### What to do
Write out the lines from the one containing "y-tick-label: 250 xyxy=(5,84,30,100)" through the last line, copying each one unchanged.

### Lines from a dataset

##############################

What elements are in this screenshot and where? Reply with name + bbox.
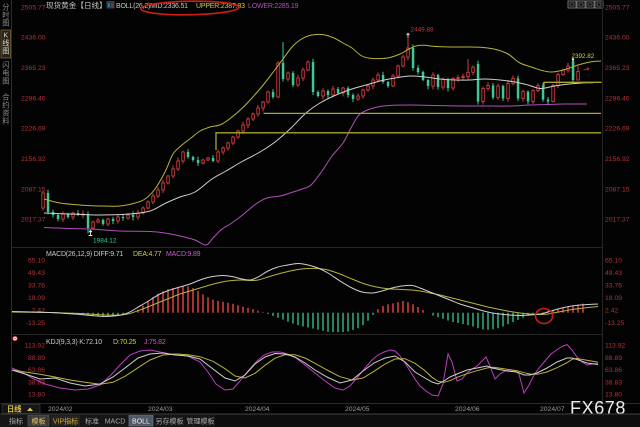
svg-text:电: 电 [2,69,9,78]
svg-text:MACD:9.89: MACD:9.89 [166,251,201,258]
svg-text:模板: 模板 [32,417,46,426]
svg-text:38.83: 38.83 [28,379,45,386]
svg-text:闪: 闪 [2,61,9,70]
svg-text:图: 图 [2,77,9,86]
svg-text:2226.69: 2226.69 [21,126,46,133]
svg-text:2024/04: 2024/04 [245,406,270,413]
svg-text:88.89: 88.89 [28,355,45,362]
svg-text:UPPER:2387.83: UPPER:2387.83 [196,3,245,10]
svg-text:2024/05: 2024/05 [345,406,370,413]
svg-text:65.10: 65.10 [28,257,45,264]
svg-text:33.76: 33.76 [28,282,45,289]
svg-text:-13.25: -13.25 [605,320,624,327]
svg-text:2017.37: 2017.37 [605,217,630,224]
svg-text:-13.25: -13.25 [26,320,45,327]
svg-text:2365.23: 2365.23 [21,65,46,72]
svg-text:MACD: MACD [105,419,126,426]
svg-text:管理模板: 管理模板 [187,417,215,426]
svg-text:2296.46: 2296.46 [21,95,46,102]
svg-text:时: 时 [2,11,9,20]
svg-text:18.09: 18.09 [605,295,622,302]
svg-text:线: 线 [2,39,9,48]
svg-text:38.83: 38.83 [605,379,622,386]
svg-text:图: 图 [2,47,9,56]
svg-text:2.42: 2.42 [605,307,618,314]
svg-text:BOLL: BOLL [132,419,150,426]
svg-text:2087.15: 2087.15 [21,186,46,193]
svg-text:MID:2336.51: MID:2336.51 [150,3,188,10]
svg-text:现货黄金【日线】: 现货黄金【日线】 [46,0,107,10]
svg-text:LOWER:2285.19: LOWER:2285.19 [248,3,299,10]
svg-text:VIP指标: VIP指标 [53,417,78,426]
svg-text:另存模板: 另存模板 [156,417,184,426]
svg-text:2024/02: 2024/02 [48,406,73,413]
svg-text:2087.15: 2087.15 [605,186,630,193]
svg-text:2156.92: 2156.92 [605,156,630,163]
svg-text:分: 分 [2,3,9,12]
svg-text:2024/06: 2024/06 [455,406,480,413]
svg-text:D:70.25: D:70.25 [113,339,136,346]
svg-text:49.43: 49.43 [28,270,45,277]
svg-text:1984.12: 1984.12 [93,238,117,245]
svg-text:2024/07: 2024/07 [540,406,565,413]
svg-text:MACD(26,12,9) DIFF:9.71: MACD(26,12,9) DIFF:9.71 [46,251,123,258]
svg-text:63.86: 63.86 [28,367,45,374]
svg-text:2449.88: 2449.88 [411,27,435,34]
svg-text:日线: 日线 [7,405,22,414]
svg-text:2156.92: 2156.92 [21,156,46,163]
svg-text:DEA:4.77: DEA:4.77 [133,251,162,258]
svg-text:13.80: 13.80 [28,392,45,399]
svg-text:KDJ(9,3,3) K:72.10: KDJ(9,3,3) K:72.10 [46,339,102,346]
svg-text:2436.00: 2436.00 [21,35,46,42]
svg-text:2024/03: 2024/03 [148,406,173,413]
svg-text:18.09: 18.09 [28,295,45,302]
svg-text:2392.82: 2392.82 [572,53,595,60]
svg-text:资: 资 [2,109,9,118]
svg-text:2365.23: 2365.23 [605,65,630,72]
svg-text:J:75.82: J:75.82 [144,339,166,346]
svg-text:2436.00: 2436.00 [605,35,630,42]
svg-text:63.86: 63.86 [605,367,622,374]
svg-text:2505.77: 2505.77 [605,4,630,11]
svg-text:FX678: FX678 [570,398,626,418]
svg-text:113.92: 113.92 [25,343,46,350]
svg-text:约: 约 [2,101,9,110]
svg-text:合: 合 [2,93,9,102]
svg-text:49.43: 49.43 [605,270,622,277]
svg-text:113.92: 113.92 [605,343,626,350]
svg-text:K: K [3,31,8,40]
svg-text:2017.37: 2017.37 [21,217,46,224]
svg-text:BOLL(26,2): BOLL(26,2) [116,3,150,10]
svg-text:2.42: 2.42 [32,307,45,314]
svg-text:2226.69: 2226.69 [605,126,630,133]
svg-text:2296.46: 2296.46 [605,95,630,102]
svg-text:2505.77: 2505.77 [21,4,46,11]
svg-text:33.76: 33.76 [605,282,622,289]
svg-text:标准: 标准 [85,417,99,426]
svg-text:指标: 指标 [9,417,23,426]
svg-text:65.10: 65.10 [605,257,622,264]
svg-text:料: 料 [2,117,9,126]
svg-text:88.89: 88.89 [605,355,622,362]
svg-text:13.80: 13.80 [605,392,622,399]
svg-text:图: 图 [2,19,9,28]
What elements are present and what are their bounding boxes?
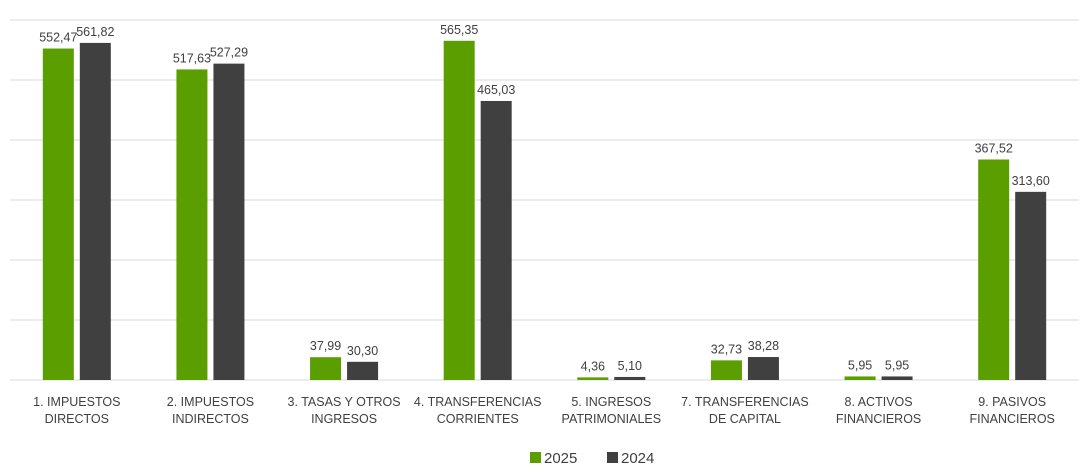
bar-2024-2 xyxy=(213,63,245,380)
legend: 2025 2024 xyxy=(530,450,654,467)
category-label: 4. TRANSFERENCIAS CORRIENTES xyxy=(414,395,542,426)
bar-2025-5 xyxy=(577,377,609,380)
category-label: 8. ACTIVOS FINANCIEROS xyxy=(836,395,921,426)
data-label-2024-5: 5,10 xyxy=(618,359,642,373)
data-label-2024-2: 527,29 xyxy=(210,46,248,60)
bar-2025-4 xyxy=(443,40,475,380)
category-label: 9. PASIVOS FINANCIEROS xyxy=(969,395,1054,426)
bar-2025-6 xyxy=(710,360,742,380)
bar-2024-1 xyxy=(79,42,111,381)
category-tick-labels: 1. IMPUESTOS DIRECTOS 2. IMPUESTOS INDIRECT… xyxy=(33,395,1055,426)
bar-2024-8 xyxy=(1015,191,1047,380)
legend-swatch-2024 xyxy=(607,452,618,463)
bar-2024-3 xyxy=(347,361,379,380)
data-label-2025-3: 37,99 xyxy=(310,339,341,353)
data-label-2024-4: 465,03 xyxy=(477,83,515,97)
data-label-2025-5: 4,36 xyxy=(581,359,605,373)
category-label: 2. IMPUESTOS INDIRECTOS xyxy=(167,395,254,426)
data-label-2025-2: 517,63 xyxy=(173,51,211,65)
legend-label-2025: 2025 xyxy=(544,450,577,467)
bar-2025-8 xyxy=(978,159,1010,380)
legend-swatch-2025 xyxy=(530,452,541,463)
gridlines xyxy=(10,19,1079,381)
legend-label-2024: 2024 xyxy=(621,450,654,467)
data-label-2025-1: 552,47 xyxy=(39,31,77,45)
bar-2025-1 xyxy=(42,48,74,380)
bars xyxy=(42,40,1047,381)
bar-2024-6 xyxy=(747,357,779,380)
data-label-2025-8: 367,52 xyxy=(975,141,1013,155)
category-label: 5. INGRESOS PATRIMONIALES xyxy=(562,395,662,426)
data-label-2025-4: 565,35 xyxy=(440,23,478,37)
data-label-2024-1: 561,82 xyxy=(76,25,114,39)
bar-2025-7 xyxy=(844,376,876,380)
bar-2025-3 xyxy=(310,357,342,380)
data-label-2024-3: 30,30 xyxy=(347,344,378,358)
data-label-2025-7: 5,95 xyxy=(848,358,872,372)
bar-2024-5 xyxy=(614,376,646,380)
bar-2025-2 xyxy=(176,69,208,380)
category-label: 7. TRANSFERENCIAS DE CAPITAL xyxy=(681,395,809,426)
category-label: 3. TASAS Y OTROS INGRESOS xyxy=(288,395,401,426)
data-label-2024-7: 5,95 xyxy=(885,358,909,372)
category-label: 1. IMPUESTOS DIRECTOS xyxy=(33,395,120,426)
data-label-2024-8: 313,60 xyxy=(1012,174,1050,188)
data-label-2025-6: 32,73 xyxy=(711,342,742,356)
bar-2024-4 xyxy=(480,100,512,381)
bar-2024-7 xyxy=(881,376,913,380)
data-label-2024-6: 38,28 xyxy=(748,339,779,353)
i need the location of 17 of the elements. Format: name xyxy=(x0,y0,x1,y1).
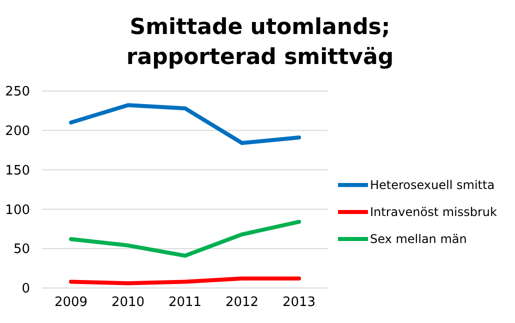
y-tick-label: 250 xyxy=(5,84,30,100)
y-tick-label: 200 xyxy=(5,124,30,139)
chart-title: Smittade utomlands; rapporterad smittväg xyxy=(126,15,394,70)
y-tick-label: 150 xyxy=(5,163,30,178)
x-tick-label: 2011 xyxy=(168,295,202,310)
x-tick-label: 2010 xyxy=(111,295,145,310)
legend-label: Heterosexuell smitta xyxy=(370,178,495,192)
x-tick-label: 2012 xyxy=(225,295,259,310)
line-series xyxy=(69,103,301,146)
legend-label: Sex mellan män xyxy=(370,232,467,246)
y-tick-label: 0 xyxy=(22,282,30,297)
y-tick-label: 50 xyxy=(13,242,30,258)
legend-label: Intravenöst missbruk xyxy=(370,205,498,220)
x-tick-label: 2013 xyxy=(282,295,316,310)
x-tick-label: 2009 xyxy=(54,295,88,310)
y-tick-label: 100 xyxy=(5,202,30,218)
line-series xyxy=(69,220,301,258)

##############################

### Worked answer
y-tick-label: 250 xyxy=(5,84,30,100)
y-tick-label: 200 xyxy=(5,124,30,139)
chart-title: Smittade utomlands; rapporterad smittväg xyxy=(126,15,394,70)
y-tick-label: 150 xyxy=(5,163,30,178)
x-tick-label: 2011 xyxy=(168,295,202,310)
x-tick-label: 2010 xyxy=(111,295,145,310)
legend-label: Heterosexuell smitta xyxy=(370,178,495,192)
x-tick-label: 2012 xyxy=(225,295,259,310)
line-series xyxy=(69,103,301,146)
legend-label: Sex mellan män xyxy=(370,232,467,246)
y-tick-label: 0 xyxy=(22,282,30,297)
y-tick-label: 50 xyxy=(13,242,30,258)
legend-label: Intravenöst missbruk xyxy=(370,205,498,220)
x-tick-label: 2013 xyxy=(282,295,316,310)
x-tick-label: 2009 xyxy=(54,295,88,310)
y-tick-label: 100 xyxy=(5,202,30,218)
line-series xyxy=(69,220,301,258)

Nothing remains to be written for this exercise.